Return the records that follow, matching each one exactly.

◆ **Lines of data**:
******
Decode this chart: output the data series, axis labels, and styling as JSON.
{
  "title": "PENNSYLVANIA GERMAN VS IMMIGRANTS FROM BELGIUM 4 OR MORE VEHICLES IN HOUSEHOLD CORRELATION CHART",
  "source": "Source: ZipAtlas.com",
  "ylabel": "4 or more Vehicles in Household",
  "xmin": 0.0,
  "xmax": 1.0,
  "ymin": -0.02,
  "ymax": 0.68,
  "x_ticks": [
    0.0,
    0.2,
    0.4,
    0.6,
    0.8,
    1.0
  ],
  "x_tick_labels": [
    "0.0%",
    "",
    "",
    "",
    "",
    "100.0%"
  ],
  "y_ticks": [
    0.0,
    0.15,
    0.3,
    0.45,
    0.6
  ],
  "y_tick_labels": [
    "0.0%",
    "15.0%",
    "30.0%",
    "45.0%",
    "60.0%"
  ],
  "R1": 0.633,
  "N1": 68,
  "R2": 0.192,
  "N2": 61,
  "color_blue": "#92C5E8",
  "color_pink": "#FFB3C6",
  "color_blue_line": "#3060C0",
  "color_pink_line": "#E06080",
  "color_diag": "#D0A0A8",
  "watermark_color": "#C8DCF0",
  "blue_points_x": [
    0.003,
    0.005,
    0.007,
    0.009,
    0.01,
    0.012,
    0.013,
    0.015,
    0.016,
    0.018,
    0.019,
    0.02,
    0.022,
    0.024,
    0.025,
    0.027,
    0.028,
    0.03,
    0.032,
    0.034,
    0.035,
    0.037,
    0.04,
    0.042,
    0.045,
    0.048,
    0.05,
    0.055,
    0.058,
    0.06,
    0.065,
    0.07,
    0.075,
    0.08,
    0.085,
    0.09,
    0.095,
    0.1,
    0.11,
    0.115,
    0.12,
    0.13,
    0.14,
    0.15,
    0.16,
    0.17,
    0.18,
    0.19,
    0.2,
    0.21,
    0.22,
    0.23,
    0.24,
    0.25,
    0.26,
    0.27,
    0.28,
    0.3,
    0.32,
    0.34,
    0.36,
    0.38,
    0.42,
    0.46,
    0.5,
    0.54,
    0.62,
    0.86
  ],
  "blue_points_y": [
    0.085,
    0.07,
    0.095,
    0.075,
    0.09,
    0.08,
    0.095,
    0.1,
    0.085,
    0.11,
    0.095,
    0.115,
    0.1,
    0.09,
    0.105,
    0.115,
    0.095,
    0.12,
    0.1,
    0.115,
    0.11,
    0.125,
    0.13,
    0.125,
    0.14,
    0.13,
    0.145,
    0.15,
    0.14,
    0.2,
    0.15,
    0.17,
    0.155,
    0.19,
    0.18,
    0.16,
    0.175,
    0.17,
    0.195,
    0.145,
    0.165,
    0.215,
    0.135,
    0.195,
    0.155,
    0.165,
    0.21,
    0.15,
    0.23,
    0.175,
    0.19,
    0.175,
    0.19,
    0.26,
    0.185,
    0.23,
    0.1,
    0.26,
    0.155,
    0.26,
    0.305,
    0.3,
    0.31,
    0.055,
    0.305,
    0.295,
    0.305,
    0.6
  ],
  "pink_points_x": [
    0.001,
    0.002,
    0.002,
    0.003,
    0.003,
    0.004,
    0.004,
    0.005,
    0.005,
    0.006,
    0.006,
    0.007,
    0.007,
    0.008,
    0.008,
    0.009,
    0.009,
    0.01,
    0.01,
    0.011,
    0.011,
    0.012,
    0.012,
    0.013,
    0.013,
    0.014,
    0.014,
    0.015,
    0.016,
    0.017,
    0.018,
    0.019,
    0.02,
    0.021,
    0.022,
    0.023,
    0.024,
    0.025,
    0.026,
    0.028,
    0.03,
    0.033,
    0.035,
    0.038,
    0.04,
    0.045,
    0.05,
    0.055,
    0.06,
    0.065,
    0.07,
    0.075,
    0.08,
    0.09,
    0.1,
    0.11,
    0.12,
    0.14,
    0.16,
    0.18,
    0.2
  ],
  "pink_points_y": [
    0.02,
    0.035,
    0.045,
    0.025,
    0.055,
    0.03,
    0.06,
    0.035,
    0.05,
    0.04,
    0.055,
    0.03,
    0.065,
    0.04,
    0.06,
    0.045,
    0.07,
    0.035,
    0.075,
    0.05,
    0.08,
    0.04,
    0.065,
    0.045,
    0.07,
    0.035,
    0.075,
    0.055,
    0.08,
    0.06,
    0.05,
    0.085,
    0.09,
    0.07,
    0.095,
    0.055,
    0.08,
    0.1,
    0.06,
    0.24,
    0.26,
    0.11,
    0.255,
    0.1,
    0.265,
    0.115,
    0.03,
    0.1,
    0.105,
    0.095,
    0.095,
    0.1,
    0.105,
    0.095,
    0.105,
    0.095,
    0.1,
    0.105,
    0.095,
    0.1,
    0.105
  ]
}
******
◆ **Output**:
Decode this chart: output the data series, axis labels, and styling as JSON.
{
  "title": "PENNSYLVANIA GERMAN VS IMMIGRANTS FROM BELGIUM 4 OR MORE VEHICLES IN HOUSEHOLD CORRELATION CHART",
  "source": "Source: ZipAtlas.com",
  "ylabel": "4 or more Vehicles in Household",
  "xmin": 0.0,
  "xmax": 1.0,
  "ymin": -0.02,
  "ymax": 0.68,
  "x_ticks": [
    0.0,
    0.2,
    0.4,
    0.6,
    0.8,
    1.0
  ],
  "x_tick_labels": [
    "0.0%",
    "",
    "",
    "",
    "",
    "100.0%"
  ],
  "y_ticks": [
    0.0,
    0.15,
    0.3,
    0.45,
    0.6
  ],
  "y_tick_labels": [
    "0.0%",
    "15.0%",
    "30.0%",
    "45.0%",
    "60.0%"
  ],
  "R1": 0.633,
  "N1": 68,
  "R2": 0.192,
  "N2": 61,
  "color_blue": "#92C5E8",
  "color_pink": "#FFB3C6",
  "color_blue_line": "#3060C0",
  "color_pink_line": "#E06080",
  "color_diag": "#D0A0A8",
  "watermark_color": "#C8DCF0",
  "blue_points_x": [
    0.003,
    0.005,
    0.007,
    0.009,
    0.01,
    0.012,
    0.013,
    0.015,
    0.016,
    0.018,
    0.019,
    0.02,
    0.022,
    0.024,
    0.025,
    0.027,
    0.028,
    0.03,
    0.032,
    0.034,
    0.035,
    0.037,
    0.04,
    0.042,
    0.045,
    0.048,
    0.05,
    0.055,
    0.058,
    0.06,
    0.065,
    0.07,
    0.075,
    0.08,
    0.085,
    0.09,
    0.095,
    0.1,
    0.11,
    0.115,
    0.12,
    0.13,
    0.14,
    0.15,
    0.16,
    0.17,
    0.18,
    0.19,
    0.2,
    0.21,
    0.22,
    0.23,
    0.24,
    0.25,
    0.26,
    0.27,
    0.28,
    0.3,
    0.32,
    0.34,
    0.36,
    0.38,
    0.42,
    0.46,
    0.5,
    0.54,
    0.62,
    0.86
  ],
  "blue_points_y": [
    0.085,
    0.07,
    0.095,
    0.075,
    0.09,
    0.08,
    0.095,
    0.1,
    0.085,
    0.11,
    0.095,
    0.115,
    0.1,
    0.09,
    0.105,
    0.115,
    0.095,
    0.12,
    0.1,
    0.115,
    0.11,
    0.125,
    0.13,
    0.125,
    0.14,
    0.13,
    0.145,
    0.15,
    0.14,
    0.2,
    0.15,
    0.17,
    0.155,
    0.19,
    0.18,
    0.16,
    0.175,
    0.17,
    0.195,
    0.145,
    0.165,
    0.215,
    0.135,
    0.195,
    0.155,
    0.165,
    0.21,
    0.15,
    0.23,
    0.175,
    0.19,
    0.175,
    0.19,
    0.26,
    0.185,
    0.23,
    0.1,
    0.26,
    0.155,
    0.26,
    0.305,
    0.3,
    0.31,
    0.055,
    0.305,
    0.295,
    0.305,
    0.6
  ],
  "pink_points_x": [
    0.001,
    0.002,
    0.002,
    0.003,
    0.003,
    0.004,
    0.004,
    0.005,
    0.005,
    0.006,
    0.006,
    0.007,
    0.007,
    0.008,
    0.008,
    0.009,
    0.009,
    0.01,
    0.01,
    0.011,
    0.011,
    0.012,
    0.012,
    0.013,
    0.013,
    0.014,
    0.014,
    0.015,
    0.016,
    0.017,
    0.018,
    0.019,
    0.02,
    0.021,
    0.022,
    0.023,
    0.024,
    0.025,
    0.026,
    0.028,
    0.03,
    0.033,
    0.035,
    0.038,
    0.04,
    0.045,
    0.05,
    0.055,
    0.06,
    0.065,
    0.07,
    0.075,
    0.08,
    0.09,
    0.1,
    0.11,
    0.12,
    0.14,
    0.16,
    0.18,
    0.2
  ],
  "pink_points_y": [
    0.02,
    0.035,
    0.045,
    0.025,
    0.055,
    0.03,
    0.06,
    0.035,
    0.05,
    0.04,
    0.055,
    0.03,
    0.065,
    0.04,
    0.06,
    0.045,
    0.07,
    0.035,
    0.075,
    0.05,
    0.08,
    0.04,
    0.065,
    0.045,
    0.07,
    0.035,
    0.075,
    0.055,
    0.08,
    0.06,
    0.05,
    0.085,
    0.09,
    0.07,
    0.095,
    0.055,
    0.08,
    0.1,
    0.06,
    0.24,
    0.26,
    0.11,
    0.255,
    0.1,
    0.265,
    0.115,
    0.03,
    0.1,
    0.105,
    0.095,
    0.095,
    0.1,
    0.105,
    0.095,
    0.105,
    0.095,
    0.1,
    0.105,
    0.095,
    0.1,
    0.105
  ]
}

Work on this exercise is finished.